Stated goal. Write out every record in full, exactly as written, please.

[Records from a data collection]
-- start --

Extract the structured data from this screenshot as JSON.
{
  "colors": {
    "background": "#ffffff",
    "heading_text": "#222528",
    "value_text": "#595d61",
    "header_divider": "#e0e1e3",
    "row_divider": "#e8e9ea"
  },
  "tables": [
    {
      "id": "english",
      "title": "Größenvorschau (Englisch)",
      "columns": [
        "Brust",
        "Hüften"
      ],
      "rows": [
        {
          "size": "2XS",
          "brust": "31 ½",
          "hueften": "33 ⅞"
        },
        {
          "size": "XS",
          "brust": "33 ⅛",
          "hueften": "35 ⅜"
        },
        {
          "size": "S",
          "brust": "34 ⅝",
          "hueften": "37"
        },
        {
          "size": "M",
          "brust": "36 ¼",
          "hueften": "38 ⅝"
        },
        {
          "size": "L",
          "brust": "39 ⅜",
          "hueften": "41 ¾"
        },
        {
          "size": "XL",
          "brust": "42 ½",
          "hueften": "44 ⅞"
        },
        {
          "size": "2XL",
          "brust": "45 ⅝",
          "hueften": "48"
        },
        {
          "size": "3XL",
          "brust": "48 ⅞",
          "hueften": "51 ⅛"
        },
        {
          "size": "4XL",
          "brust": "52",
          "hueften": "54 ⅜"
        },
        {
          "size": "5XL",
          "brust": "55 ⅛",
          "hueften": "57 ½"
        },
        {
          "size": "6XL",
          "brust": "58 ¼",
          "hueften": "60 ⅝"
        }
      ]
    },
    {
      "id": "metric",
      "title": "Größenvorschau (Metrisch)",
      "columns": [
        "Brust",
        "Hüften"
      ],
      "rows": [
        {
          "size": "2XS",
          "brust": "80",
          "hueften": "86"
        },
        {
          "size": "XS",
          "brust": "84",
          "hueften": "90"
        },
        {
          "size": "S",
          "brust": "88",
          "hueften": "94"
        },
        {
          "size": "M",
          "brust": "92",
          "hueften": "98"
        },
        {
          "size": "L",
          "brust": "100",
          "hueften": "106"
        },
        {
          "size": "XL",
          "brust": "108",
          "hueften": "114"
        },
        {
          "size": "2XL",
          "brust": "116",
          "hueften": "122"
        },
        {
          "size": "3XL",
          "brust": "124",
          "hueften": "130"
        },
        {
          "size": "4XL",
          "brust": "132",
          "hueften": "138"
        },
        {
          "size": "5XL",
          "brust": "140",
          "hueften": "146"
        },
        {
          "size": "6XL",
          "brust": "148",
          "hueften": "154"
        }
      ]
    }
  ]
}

-- end --

Exercise answer.
Extract the structured data from this screenshot as JSON.
{
  "colors": {
    "background": "#ffffff",
    "heading_text": "#222528",
    "value_text": "#595d61",
    "header_divider": "#e0e1e3",
    "row_divider": "#e8e9ea"
  },
  "tables": [
    {
      "id": "english",
      "title": "Größenvorschau (Englisch)",
      "columns": [
        "Brust",
        "Hüften"
      ],
      "rows": [
        {
          "size": "2XS",
          "brust": "31 ½",
          "hueften": "33 ⅞"
        },
        {
          "size": "XS",
          "brust": "33 ⅛",
          "hueften": "35 ⅜"
        },
        {
          "size": "S",
          "brust": "34 ⅝",
          "hueften": "37"
        },
        {
          "size": "M",
          "brust": "36 ¼",
          "hueften": "38 ⅝"
        },
        {
          "size": "L",
          "brust": "39 ⅜",
          "hueften": "41 ¾"
        },
        {
          "size": "XL",
          "brust": "42 ½",
          "hueften": "44 ⅞"
        },
        {
          "size": "2XL",
          "brust": "45 ⅝",
          "hueften": "48"
        },
        {
          "size": "3XL",
          "brust": "48 ⅞",
          "hueften": "51 ⅛"
        },
        {
          "size": "4XL",
          "brust": "52",
          "hueften": "54 ⅜"
        },
        {
          "size": "5XL",
          "brust": "55 ⅛",
          "hueften": "57 ½"
        },
        {
          "size": "6XL",
          "brust": "58 ¼",
          "hueften": "60 ⅝"
        }
      ]
    },
    {
      "id": "metric",
      "title": "Größenvorschau (Metrisch)",
      "columns": [
        "Brust",
        "Hüften"
      ],
      "rows": [
        {
          "size": "2XS",
          "brust": "80",
          "hueften": "86"
        },
        {
          "size": "XS",
          "brust": "84",
          "hueften": "90"
        },
        {
          "size": "S",
          "brust": "88",
          "hueften": "94"
        },
        {
          "size": "M",
          "brust": "92",
          "hueften": "98"
        },
        {
          "size": "L",
          "brust": "100",
          "hueften": "106"
        },
        {
          "size": "XL",
          "brust": "108",
          "hueften": "114"
        },
        {
          "size": "2XL",
          "brust": "116",
          "hueften": "122"
        },
        {
          "size": "3XL",
          "brust": "124",
          "hueften": "130"
        },
        {
          "size": "4XL",
          "brust": "132",
          "hueften": "138"
        },
        {
          "size": "5XL",
          "brust": "140",
          "hueften": "146"
        },
        {
          "size": "6XL",
          "brust": "148",
          "hueften": "154"
        }
      ]
    }
  ]
}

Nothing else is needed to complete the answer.